TASK DESCRIPTION: Pictures stay out of your copy, but everything else in the records below must be repeated exactly.

(Collected data entries)
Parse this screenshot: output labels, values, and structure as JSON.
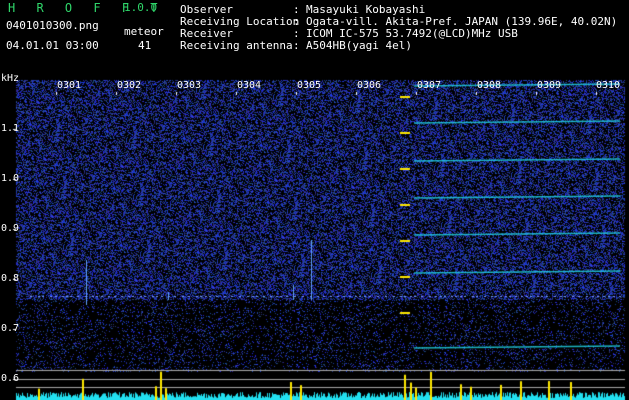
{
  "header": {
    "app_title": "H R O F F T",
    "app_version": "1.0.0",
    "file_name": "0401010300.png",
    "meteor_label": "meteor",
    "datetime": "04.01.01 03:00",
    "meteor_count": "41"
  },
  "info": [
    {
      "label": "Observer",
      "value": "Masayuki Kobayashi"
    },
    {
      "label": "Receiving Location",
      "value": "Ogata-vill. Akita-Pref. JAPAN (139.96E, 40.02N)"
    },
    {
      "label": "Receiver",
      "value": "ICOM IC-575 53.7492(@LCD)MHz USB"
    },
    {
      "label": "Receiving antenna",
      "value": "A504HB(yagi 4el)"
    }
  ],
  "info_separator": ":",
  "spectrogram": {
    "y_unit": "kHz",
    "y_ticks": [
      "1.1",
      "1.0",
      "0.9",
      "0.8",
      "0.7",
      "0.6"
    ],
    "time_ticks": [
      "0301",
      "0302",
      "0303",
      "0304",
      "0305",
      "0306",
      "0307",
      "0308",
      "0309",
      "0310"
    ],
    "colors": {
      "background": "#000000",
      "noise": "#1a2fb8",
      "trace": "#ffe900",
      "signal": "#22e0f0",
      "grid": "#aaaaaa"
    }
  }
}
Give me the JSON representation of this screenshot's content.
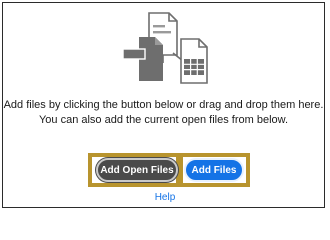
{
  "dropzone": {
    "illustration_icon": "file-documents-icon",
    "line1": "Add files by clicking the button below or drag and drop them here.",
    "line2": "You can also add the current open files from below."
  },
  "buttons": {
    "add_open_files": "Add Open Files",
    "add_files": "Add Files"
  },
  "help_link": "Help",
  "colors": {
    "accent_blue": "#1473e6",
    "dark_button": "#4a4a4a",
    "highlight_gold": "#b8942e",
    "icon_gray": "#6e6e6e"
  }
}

SOLUTION TO THIS EXERCISE:
Parse this screenshot: output labels, values, and structure as JSON.
{
  "header": {
    "app_title": "H R O F F T",
    "app_version": "1.0.0",
    "file_name": "0401010300.png",
    "meteor_label": "meteor",
    "datetime": "04.01.01 03:00",
    "meteor_count": "41"
  },
  "info": [
    {
      "label": "Observer",
      "value": "Masayuki Kobayashi"
    },
    {
      "label": "Receiving Location",
      "value": "Ogata-vill. Akita-Pref. JAPAN (139.96E, 40.02N)"
    },
    {
      "label": "Receiver",
      "value": "ICOM IC-575 53.7492(@LCD)MHz USB"
    },
    {
      "label": "Receiving antenna",
      "value": "A504HB(yagi 4el)"
    }
  ],
  "info_separator": ":",
  "spectrogram": {
    "y_unit": "kHz",
    "y_ticks": [
      "1.1",
      "1.0",
      "0.9",
      "0.8",
      "0.7",
      "0.6"
    ],
    "time_ticks": [
      "0301",
      "0302",
      "0303",
      "0304",
      "0305",
      "0306",
      "0307",
      "0308",
      "0309",
      "0310"
    ],
    "colors": {
      "background": "#000000",
      "noise": "#1a2fb8",
      "trace": "#ffe900",
      "signal": "#22e0f0",
      "grid": "#aaaaaa"
    }
  }
}
Give me the JSON representation of this screenshot's content.
{
  "dropzone": {
    "illustration_icon": "file-documents-icon",
    "line1": "Add files by clicking the button below or drag and drop them here.",
    "line2": "You can also add the current open files from below."
  },
  "buttons": {
    "add_open_files": "Add Open Files",
    "add_files": "Add Files"
  },
  "help_link": "Help",
  "colors": {
    "accent_blue": "#1473e6",
    "dark_button": "#4a4a4a",
    "highlight_gold": "#b8942e",
    "icon_gray": "#6e6e6e"
  }
}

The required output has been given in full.